Collect every line below that contains the word "name".

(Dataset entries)
::::::

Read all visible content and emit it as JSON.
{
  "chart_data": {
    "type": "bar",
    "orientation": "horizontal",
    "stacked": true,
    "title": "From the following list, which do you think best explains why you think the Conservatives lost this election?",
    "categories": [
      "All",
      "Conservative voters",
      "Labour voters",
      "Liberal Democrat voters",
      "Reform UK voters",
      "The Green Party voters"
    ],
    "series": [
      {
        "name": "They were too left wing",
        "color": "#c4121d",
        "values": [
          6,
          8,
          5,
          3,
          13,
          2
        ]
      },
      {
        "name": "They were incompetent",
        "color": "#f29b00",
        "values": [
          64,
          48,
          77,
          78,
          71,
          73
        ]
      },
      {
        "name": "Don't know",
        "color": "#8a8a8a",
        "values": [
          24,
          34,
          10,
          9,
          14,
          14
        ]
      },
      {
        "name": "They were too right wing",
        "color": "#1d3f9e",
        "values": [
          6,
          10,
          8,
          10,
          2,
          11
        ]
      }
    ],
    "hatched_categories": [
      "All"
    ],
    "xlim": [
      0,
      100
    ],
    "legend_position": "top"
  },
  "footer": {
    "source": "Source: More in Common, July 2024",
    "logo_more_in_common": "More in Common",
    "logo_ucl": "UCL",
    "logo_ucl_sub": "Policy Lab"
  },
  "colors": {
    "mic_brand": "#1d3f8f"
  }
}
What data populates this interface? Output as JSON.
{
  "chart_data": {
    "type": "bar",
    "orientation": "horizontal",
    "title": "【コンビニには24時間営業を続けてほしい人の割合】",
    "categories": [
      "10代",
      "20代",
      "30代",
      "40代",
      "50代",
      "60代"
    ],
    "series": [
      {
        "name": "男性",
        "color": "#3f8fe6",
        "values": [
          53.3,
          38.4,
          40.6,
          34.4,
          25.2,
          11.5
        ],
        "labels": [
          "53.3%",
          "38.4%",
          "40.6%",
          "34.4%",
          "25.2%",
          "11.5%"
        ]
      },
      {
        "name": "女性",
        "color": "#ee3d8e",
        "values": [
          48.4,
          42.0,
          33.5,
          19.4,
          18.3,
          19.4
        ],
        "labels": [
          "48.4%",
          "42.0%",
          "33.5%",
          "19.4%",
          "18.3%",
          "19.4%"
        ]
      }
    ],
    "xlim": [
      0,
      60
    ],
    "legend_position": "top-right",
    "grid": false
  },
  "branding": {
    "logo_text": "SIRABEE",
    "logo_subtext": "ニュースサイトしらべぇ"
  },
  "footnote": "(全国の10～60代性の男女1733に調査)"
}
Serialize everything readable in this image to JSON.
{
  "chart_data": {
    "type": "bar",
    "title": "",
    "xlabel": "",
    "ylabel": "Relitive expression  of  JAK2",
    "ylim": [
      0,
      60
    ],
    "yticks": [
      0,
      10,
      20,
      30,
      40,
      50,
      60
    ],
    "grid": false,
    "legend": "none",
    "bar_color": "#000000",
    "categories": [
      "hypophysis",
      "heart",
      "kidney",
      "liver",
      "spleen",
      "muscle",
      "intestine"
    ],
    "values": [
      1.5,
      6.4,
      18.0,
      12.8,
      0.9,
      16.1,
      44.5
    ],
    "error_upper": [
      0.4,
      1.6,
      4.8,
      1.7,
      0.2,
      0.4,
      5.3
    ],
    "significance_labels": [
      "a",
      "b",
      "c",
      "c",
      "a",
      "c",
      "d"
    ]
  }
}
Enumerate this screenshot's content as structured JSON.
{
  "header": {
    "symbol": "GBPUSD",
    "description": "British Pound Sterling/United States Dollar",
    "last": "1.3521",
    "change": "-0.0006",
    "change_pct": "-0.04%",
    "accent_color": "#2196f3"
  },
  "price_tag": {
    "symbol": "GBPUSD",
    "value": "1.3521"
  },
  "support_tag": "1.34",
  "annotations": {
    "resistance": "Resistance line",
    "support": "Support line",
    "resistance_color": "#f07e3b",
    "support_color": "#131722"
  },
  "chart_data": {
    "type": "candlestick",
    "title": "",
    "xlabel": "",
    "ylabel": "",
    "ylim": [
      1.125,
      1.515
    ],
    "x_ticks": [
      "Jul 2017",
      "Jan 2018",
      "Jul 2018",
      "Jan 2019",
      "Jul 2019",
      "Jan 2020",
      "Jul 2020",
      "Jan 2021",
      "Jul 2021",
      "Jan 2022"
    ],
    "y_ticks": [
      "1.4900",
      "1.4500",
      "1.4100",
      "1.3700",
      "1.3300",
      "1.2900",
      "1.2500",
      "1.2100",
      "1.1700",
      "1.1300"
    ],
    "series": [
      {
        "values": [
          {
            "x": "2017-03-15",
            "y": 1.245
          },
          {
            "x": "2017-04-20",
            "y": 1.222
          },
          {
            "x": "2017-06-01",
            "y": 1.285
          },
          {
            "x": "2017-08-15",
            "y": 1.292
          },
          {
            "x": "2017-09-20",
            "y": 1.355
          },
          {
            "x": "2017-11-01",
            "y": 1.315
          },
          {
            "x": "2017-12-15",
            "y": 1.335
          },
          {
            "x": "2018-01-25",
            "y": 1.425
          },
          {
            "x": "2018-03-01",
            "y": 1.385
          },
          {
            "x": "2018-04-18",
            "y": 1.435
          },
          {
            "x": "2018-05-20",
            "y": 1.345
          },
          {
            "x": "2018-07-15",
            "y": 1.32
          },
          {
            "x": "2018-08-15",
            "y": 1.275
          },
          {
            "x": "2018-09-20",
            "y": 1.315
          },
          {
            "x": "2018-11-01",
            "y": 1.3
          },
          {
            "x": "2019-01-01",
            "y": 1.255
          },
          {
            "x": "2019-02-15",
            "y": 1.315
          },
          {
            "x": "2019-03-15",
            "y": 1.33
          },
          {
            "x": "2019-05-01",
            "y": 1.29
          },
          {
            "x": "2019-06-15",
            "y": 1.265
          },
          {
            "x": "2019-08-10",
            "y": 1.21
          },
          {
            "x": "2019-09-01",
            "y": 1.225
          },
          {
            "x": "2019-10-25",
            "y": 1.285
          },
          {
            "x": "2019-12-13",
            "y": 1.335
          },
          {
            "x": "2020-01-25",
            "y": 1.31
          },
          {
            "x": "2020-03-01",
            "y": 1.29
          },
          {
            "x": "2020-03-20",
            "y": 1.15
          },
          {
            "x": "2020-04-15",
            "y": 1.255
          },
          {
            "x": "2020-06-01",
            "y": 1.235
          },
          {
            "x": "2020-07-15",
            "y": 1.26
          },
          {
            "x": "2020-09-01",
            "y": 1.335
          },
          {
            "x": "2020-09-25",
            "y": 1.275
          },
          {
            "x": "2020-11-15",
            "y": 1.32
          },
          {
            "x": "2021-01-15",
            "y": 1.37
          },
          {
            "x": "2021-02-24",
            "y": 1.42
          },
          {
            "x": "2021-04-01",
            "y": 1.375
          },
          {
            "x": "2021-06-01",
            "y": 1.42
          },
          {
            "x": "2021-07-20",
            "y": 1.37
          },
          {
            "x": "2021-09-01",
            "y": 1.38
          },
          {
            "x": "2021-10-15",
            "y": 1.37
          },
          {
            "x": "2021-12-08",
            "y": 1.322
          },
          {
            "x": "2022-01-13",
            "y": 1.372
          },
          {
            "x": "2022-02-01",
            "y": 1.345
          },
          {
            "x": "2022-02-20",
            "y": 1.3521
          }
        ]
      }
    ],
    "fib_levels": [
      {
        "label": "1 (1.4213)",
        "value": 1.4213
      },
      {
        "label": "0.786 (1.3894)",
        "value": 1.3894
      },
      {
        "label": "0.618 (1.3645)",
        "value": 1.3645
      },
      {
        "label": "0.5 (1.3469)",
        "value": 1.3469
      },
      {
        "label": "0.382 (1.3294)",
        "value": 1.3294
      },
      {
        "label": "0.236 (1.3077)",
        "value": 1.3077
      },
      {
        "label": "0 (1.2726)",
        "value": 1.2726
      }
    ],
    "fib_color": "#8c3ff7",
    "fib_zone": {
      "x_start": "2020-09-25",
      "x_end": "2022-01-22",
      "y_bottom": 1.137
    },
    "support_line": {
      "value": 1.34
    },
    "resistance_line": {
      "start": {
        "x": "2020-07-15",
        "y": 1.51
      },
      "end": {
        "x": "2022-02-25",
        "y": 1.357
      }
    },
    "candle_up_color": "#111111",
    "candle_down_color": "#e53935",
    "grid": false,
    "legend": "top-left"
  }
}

::::::

* RESPONSE TO THIS TASK
        "name": "They were too left wing",
        "name": "They were incompetent",
        "name": "Don't know",
        "name": "They were too right wing",
        "name": "男性",
        "name": "女性",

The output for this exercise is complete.